PROBLEM STATEMENT. In the data that follows, count each line holding the string "text"; answer with the number only.
───── DATA FOR THE TASK ─────
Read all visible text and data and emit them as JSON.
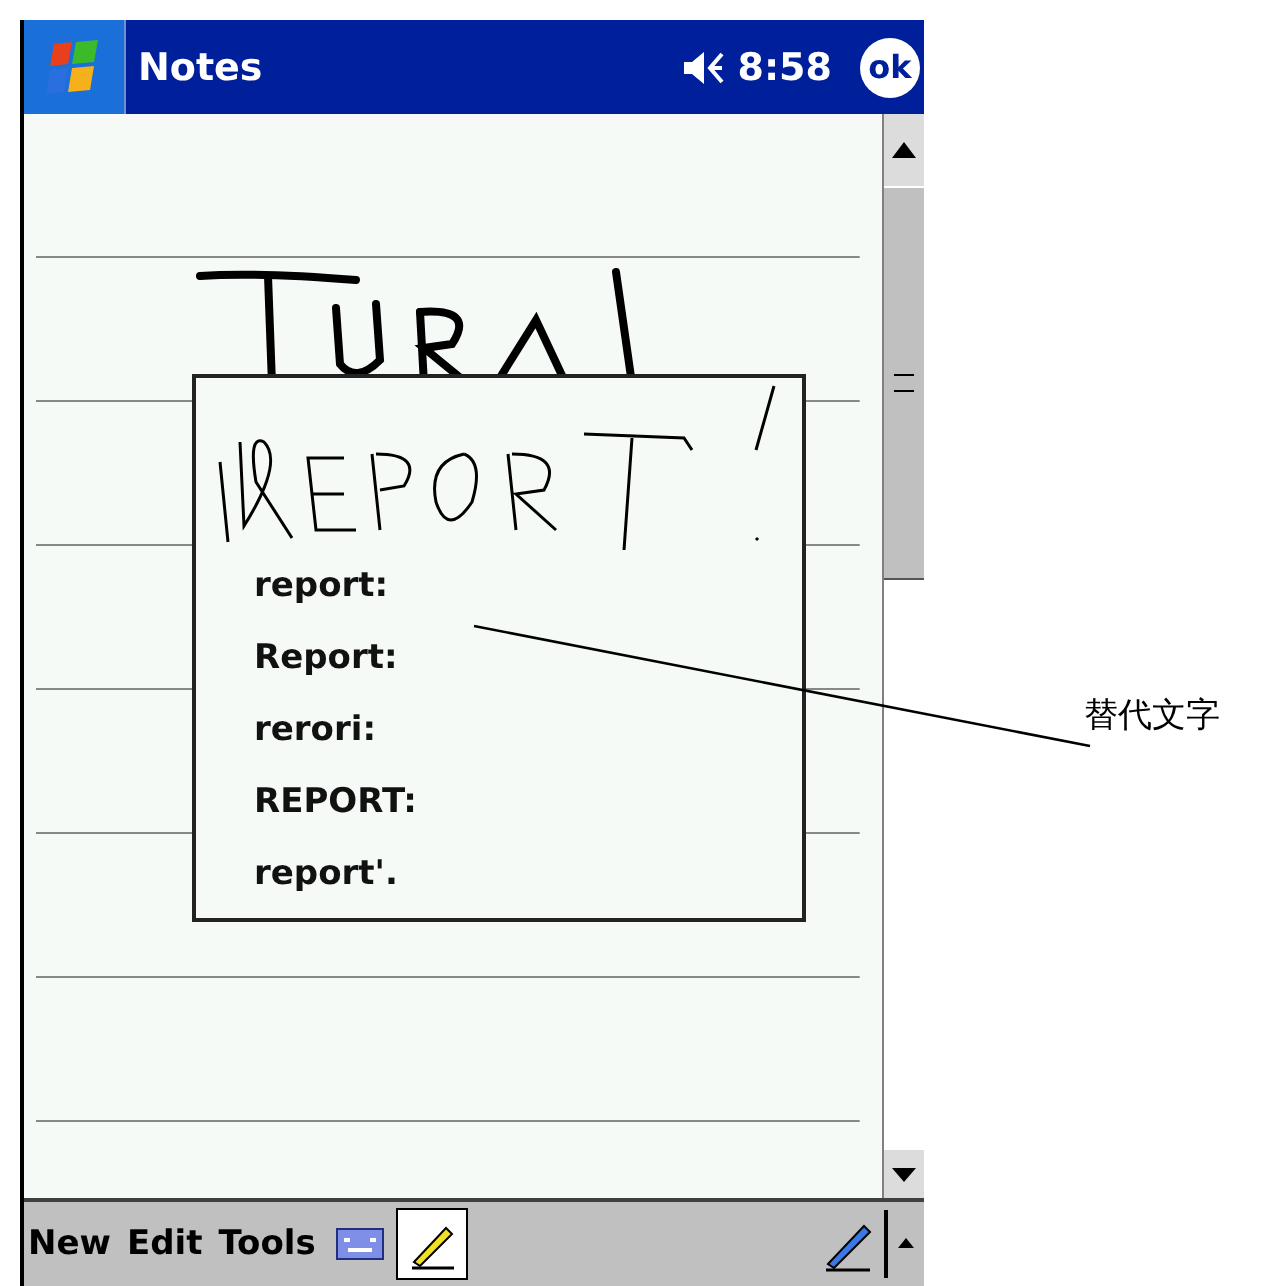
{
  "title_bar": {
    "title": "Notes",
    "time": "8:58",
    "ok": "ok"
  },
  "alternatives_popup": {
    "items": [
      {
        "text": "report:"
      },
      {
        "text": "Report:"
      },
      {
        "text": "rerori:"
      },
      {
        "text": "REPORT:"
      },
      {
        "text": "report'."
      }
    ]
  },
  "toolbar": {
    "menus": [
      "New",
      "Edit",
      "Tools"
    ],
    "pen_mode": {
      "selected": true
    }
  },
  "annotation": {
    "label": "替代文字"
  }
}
─────
TASK RESULT. 6